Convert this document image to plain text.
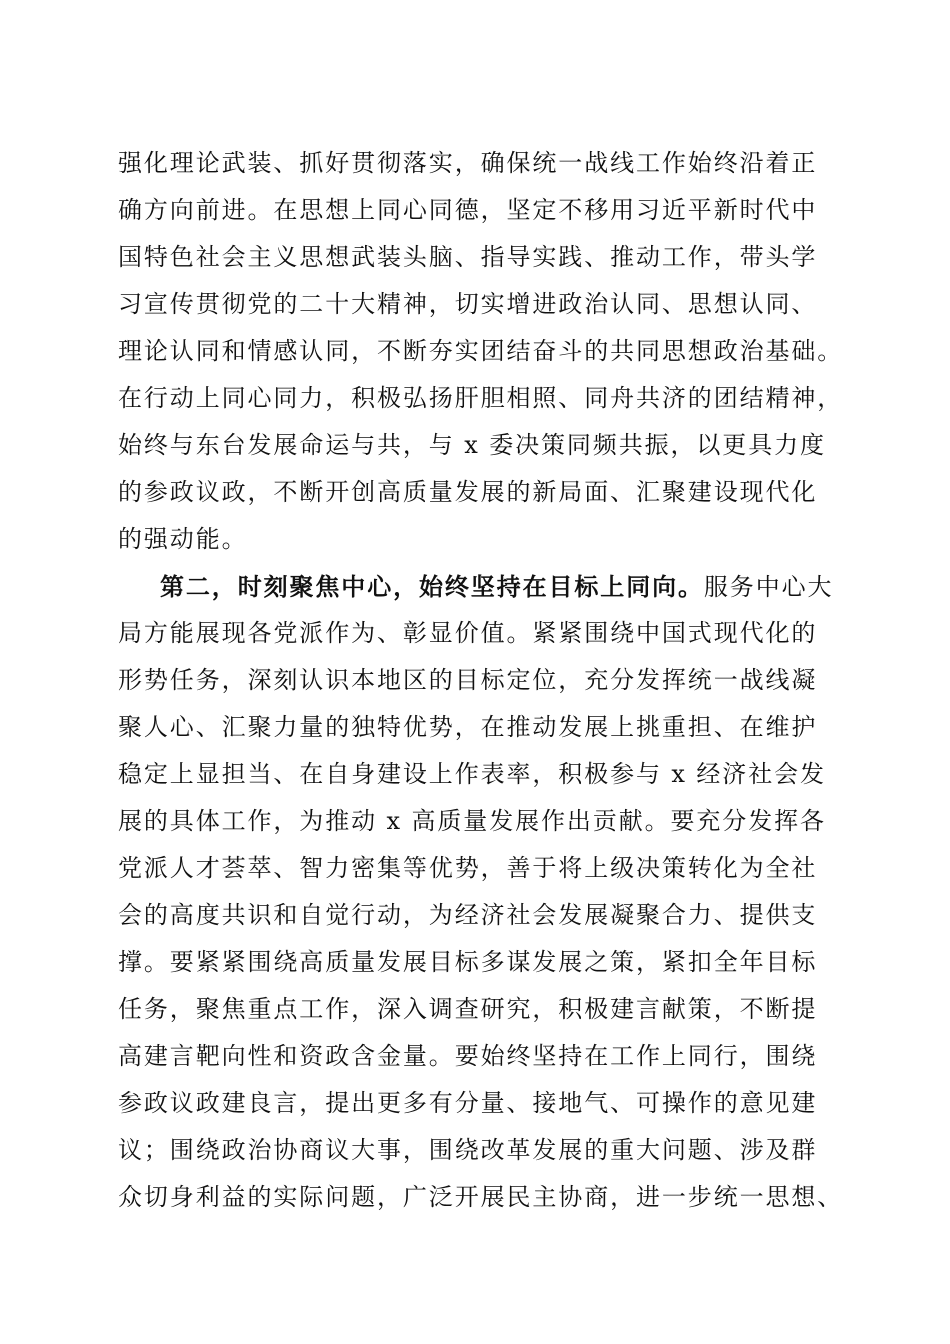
强化理论武装、抓好贯彻落实，确保统一战线工作始终沿着正
确方向前进。在思想上同心同德，坚定不移用习近平新时代中
国特色社会主义思想武装头脑、指导实践、推动工作，带头学
习宣传贯彻党的二十大精神，切实增进政治认同、思想认同、
理论认同和情感认同，不断夯实团结奋斗的共同思想政治基础。
在行动上同心同力，积极弘扬肝胆相照、同舟共济的团结精神，
始终与东台发展命运与共，与 x 委决策同频共振，以更具力度
的参政议政，不断开创高质量发展的新局面、汇聚建设现代化
的强动能。
第二，时刻聚焦中心，始终坚持在目标上同向。服务中心大
局方能展现各党派作为、彰显价值。紧紧围绕中国式现代化的
形势任务，深刻认识本地区的目标定位，充分发挥统一战线凝
聚人心、汇聚力量的独特优势，在推动发展上挑重担、在维护
稳定上显担当、在自身建设上作表率，积极参与 x 经济社会发
展的具体工作，为推动 x 高质量发展作出贡献。要充分发挥各
党派人才荟萃、智力密集等优势，善于将上级决策转化为全社
会的高度共识和自觉行动，为经济社会发展凝聚合力、提供支
撑。要紧紧围绕高质量发展目标多谋发展之策，紧扣全年目标
任务，聚焦重点工作，深入调查研究，积极建言献策，不断提
高建言靶向性和资政含金量。要始终坚持在工作上同行，围绕
参政议政建良言，提出更多有分量、接地气、可操作的意见建
议；围绕政治协商议大事，围绕改革发展的重大问题、涉及群
众切身利益的实际问题，广泛开展民主协商，进一步统一思想、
=======
**STATED GOAL:**
Pictures are excluded; copy all other data exactly as shown.

**COMPLETE ANSWER:**
Convert this document image to plain text.
强化理论武装、抓好贯彻落实，确保统一战线工作始终沿着正
确方向前进。在思想上同心同德，坚定不移用习近平新时代中
国特色社会主义思想武装头脑、指导实践、推动工作，带头学
习宣传贯彻党的二十大精神，切实增进政治认同、思想认同、
理论认同和情感认同，不断夯实团结奋斗的共同思想政治基础。
在行动上同心同力，积极弘扬肝胆相照、同舟共济的团结精神，
始终与东台发展命运与共，与 x 委决策同频共振，以更具力度
的参政议政，不断开创高质量发展的新局面、汇聚建设现代化
的强动能。
第二，时刻聚焦中心，始终坚持在目标上同向。服务中心大
局方能展现各党派作为、彰显价值。紧紧围绕中国式现代化的
形势任务，深刻认识本地区的目标定位，充分发挥统一战线凝
聚人心、汇聚力量的独特优势，在推动发展上挑重担、在维护
稳定上显担当、在自身建设上作表率，积极参与 x 经济社会发
展的具体工作，为推动 x 高质量发展作出贡献。要充分发挥各
党派人才荟萃、智力密集等优势，善于将上级决策转化为全社
会的高度共识和自觉行动，为经济社会发展凝聚合力、提供支
撑。要紧紧围绕高质量发展目标多谋发展之策，紧扣全年目标
任务，聚焦重点工作，深入调查研究，积极建言献策，不断提
高建言靶向性和资政含金量。要始终坚持在工作上同行，围绕
参政议政建良言，提出更多有分量、接地气、可操作的意见建
议；围绕政治协商议大事，围绕改革发展的重大问题、涉及群
众切身利益的实际问题，广泛开展民主协商，进一步统一思想、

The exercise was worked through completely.